#### Aim:
From the records below, copy every line that contains the word "data".
BEGIN Entries supplied
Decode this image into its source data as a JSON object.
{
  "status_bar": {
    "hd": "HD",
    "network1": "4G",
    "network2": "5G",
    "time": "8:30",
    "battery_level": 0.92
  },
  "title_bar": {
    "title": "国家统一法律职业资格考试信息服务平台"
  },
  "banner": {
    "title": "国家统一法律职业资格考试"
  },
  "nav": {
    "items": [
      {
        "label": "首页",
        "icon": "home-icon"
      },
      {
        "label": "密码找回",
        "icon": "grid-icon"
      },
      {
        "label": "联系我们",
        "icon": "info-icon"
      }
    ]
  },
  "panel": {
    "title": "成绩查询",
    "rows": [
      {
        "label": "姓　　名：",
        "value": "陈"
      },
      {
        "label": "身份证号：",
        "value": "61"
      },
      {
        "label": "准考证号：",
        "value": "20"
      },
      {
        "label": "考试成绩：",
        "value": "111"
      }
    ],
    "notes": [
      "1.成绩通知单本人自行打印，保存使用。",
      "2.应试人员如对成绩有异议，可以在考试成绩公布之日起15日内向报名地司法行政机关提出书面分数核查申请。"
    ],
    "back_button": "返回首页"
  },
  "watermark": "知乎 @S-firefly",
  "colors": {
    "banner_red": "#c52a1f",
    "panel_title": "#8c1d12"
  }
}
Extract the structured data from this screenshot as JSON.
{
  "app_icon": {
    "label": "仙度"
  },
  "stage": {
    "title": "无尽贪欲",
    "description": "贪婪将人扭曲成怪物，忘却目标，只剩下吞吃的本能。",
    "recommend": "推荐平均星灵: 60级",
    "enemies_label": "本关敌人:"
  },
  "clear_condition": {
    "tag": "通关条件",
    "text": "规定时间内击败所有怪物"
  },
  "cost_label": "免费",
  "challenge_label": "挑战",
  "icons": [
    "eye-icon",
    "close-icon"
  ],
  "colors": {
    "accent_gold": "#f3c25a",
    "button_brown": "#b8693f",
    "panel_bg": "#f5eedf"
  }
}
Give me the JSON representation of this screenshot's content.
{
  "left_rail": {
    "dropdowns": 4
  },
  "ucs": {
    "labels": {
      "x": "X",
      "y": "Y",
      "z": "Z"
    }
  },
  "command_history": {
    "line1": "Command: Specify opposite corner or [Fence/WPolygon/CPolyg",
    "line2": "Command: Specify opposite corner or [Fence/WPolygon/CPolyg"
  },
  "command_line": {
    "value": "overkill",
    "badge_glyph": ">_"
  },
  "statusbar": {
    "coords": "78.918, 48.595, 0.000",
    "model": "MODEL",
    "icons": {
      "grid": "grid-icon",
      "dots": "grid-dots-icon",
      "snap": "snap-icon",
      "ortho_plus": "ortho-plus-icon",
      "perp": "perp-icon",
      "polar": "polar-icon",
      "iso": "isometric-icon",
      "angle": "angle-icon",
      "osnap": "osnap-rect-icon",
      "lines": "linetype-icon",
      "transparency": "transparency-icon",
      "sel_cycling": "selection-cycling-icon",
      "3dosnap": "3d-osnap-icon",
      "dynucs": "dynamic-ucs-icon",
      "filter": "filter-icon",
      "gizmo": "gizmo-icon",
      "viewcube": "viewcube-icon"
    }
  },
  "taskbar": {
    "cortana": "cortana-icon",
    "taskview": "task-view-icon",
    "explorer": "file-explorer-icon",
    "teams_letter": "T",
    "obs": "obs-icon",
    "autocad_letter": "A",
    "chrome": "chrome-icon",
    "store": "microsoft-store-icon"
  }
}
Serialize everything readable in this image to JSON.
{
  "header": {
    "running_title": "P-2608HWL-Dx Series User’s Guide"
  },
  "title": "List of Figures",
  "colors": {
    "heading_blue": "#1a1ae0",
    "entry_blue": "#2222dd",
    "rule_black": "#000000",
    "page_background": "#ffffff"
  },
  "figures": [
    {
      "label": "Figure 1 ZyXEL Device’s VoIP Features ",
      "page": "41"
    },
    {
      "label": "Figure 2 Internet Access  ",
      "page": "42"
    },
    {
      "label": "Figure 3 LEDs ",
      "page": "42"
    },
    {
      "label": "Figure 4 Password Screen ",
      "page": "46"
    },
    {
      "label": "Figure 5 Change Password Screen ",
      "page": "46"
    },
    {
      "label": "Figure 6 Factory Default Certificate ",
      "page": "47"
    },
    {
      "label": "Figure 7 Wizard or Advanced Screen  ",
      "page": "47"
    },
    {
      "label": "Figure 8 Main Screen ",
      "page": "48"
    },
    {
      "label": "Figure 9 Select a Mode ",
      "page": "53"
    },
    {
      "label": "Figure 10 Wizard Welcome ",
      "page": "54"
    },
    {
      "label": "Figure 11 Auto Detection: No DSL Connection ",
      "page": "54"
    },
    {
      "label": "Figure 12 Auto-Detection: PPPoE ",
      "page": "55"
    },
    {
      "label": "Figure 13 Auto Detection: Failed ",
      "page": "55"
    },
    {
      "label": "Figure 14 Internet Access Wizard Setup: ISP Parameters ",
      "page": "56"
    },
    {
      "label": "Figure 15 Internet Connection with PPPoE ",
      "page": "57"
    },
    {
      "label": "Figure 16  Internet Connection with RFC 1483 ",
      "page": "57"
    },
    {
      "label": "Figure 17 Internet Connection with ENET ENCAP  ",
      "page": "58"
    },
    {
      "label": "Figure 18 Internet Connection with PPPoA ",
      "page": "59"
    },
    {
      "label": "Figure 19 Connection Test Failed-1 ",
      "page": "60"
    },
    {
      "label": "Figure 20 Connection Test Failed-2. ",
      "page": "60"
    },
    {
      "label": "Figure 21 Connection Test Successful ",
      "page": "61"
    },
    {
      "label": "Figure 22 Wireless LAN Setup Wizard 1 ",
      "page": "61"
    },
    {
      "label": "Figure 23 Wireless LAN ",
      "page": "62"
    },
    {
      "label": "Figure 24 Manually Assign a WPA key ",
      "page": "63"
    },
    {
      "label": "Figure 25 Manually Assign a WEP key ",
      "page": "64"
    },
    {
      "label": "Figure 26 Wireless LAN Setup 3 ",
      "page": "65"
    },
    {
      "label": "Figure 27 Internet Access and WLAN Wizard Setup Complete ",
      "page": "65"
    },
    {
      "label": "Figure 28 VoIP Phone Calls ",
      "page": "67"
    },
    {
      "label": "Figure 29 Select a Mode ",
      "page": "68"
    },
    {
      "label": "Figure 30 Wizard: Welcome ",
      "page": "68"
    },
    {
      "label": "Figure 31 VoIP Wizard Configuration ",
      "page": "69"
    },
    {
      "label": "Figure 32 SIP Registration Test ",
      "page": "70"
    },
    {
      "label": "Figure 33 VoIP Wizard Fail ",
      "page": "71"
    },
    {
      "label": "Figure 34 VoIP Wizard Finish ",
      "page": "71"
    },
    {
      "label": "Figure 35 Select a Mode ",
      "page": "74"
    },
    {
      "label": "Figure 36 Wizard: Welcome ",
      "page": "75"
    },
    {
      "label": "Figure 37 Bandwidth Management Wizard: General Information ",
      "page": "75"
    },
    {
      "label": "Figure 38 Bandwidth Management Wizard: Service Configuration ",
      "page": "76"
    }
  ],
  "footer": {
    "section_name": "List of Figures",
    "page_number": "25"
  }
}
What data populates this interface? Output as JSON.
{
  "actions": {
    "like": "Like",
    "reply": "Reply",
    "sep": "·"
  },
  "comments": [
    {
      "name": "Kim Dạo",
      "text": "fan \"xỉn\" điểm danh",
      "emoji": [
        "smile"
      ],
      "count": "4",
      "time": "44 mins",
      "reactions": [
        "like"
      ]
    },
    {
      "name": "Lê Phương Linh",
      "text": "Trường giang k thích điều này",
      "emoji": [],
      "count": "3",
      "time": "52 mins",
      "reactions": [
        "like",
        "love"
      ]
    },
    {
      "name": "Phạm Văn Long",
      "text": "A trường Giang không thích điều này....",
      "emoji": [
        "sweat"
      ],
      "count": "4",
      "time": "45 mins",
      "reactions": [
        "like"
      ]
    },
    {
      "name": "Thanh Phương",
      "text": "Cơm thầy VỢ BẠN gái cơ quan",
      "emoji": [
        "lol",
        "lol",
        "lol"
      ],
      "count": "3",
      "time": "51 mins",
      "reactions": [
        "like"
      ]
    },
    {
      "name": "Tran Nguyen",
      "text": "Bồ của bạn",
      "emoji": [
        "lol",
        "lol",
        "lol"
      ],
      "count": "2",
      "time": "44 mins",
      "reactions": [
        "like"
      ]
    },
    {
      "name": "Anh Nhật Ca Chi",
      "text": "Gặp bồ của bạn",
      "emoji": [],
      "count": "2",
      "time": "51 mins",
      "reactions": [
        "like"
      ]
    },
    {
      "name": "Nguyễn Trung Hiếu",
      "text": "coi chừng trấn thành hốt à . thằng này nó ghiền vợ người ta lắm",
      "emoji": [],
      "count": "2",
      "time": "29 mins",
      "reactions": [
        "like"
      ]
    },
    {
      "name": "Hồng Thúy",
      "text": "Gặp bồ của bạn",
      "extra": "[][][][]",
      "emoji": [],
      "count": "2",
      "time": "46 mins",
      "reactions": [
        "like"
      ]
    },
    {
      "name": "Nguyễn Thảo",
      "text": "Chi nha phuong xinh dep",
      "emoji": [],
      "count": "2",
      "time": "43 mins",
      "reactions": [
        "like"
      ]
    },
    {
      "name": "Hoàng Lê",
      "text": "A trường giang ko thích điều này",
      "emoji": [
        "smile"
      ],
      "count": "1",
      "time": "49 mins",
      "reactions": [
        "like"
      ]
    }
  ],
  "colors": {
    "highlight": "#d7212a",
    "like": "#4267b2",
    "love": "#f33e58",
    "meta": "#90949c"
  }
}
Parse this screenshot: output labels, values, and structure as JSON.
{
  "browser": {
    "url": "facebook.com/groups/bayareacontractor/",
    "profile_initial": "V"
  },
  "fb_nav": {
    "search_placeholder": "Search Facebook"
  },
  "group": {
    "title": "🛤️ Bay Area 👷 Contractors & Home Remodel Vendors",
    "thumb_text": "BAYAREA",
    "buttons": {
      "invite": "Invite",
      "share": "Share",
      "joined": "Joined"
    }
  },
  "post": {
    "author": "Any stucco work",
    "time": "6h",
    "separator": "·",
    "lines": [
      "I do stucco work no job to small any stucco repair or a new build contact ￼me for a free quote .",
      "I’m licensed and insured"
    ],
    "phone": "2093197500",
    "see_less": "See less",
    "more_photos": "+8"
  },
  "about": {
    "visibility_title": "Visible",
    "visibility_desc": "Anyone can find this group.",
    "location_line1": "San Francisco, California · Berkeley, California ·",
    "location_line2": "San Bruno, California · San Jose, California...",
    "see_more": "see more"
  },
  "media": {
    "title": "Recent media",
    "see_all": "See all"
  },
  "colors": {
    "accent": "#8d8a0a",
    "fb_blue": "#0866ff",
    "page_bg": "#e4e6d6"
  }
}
END Entries supplied
#### Task result:
Decode this image into its source data as a JSON object.
Extract the structured data from this screenshot as JSON.
What data populates this interface? Output as JSON.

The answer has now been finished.